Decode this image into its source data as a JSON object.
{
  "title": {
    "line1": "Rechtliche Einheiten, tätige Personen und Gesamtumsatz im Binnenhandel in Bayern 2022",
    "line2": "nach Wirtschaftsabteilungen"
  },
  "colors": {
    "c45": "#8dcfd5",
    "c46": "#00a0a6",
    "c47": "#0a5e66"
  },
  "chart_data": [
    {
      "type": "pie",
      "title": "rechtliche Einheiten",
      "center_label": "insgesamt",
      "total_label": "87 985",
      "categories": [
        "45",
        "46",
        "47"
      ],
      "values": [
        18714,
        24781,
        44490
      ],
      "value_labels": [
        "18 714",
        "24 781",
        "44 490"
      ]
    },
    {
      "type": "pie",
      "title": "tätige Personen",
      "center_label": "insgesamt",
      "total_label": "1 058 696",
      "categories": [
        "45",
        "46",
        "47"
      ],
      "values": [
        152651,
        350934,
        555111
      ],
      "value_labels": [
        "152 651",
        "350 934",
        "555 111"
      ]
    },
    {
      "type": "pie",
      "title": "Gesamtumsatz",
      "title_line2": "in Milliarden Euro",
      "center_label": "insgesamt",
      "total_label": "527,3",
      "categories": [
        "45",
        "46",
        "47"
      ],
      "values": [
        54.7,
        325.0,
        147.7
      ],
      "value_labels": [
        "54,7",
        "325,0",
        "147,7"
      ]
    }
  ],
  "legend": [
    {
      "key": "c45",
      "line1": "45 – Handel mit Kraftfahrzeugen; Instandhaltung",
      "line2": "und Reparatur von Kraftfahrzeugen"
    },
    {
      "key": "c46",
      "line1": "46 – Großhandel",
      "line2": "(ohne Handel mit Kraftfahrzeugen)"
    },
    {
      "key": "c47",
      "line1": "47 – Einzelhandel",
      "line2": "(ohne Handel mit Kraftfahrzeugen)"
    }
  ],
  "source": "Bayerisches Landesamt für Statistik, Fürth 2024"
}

**Written exercise**
Return every line above that contains the word "source".

**Exercise result**
Decode this image into its source data as a JSON object.
  "source": "Bayerisches Landesamt für Statistik, Fürth 2024"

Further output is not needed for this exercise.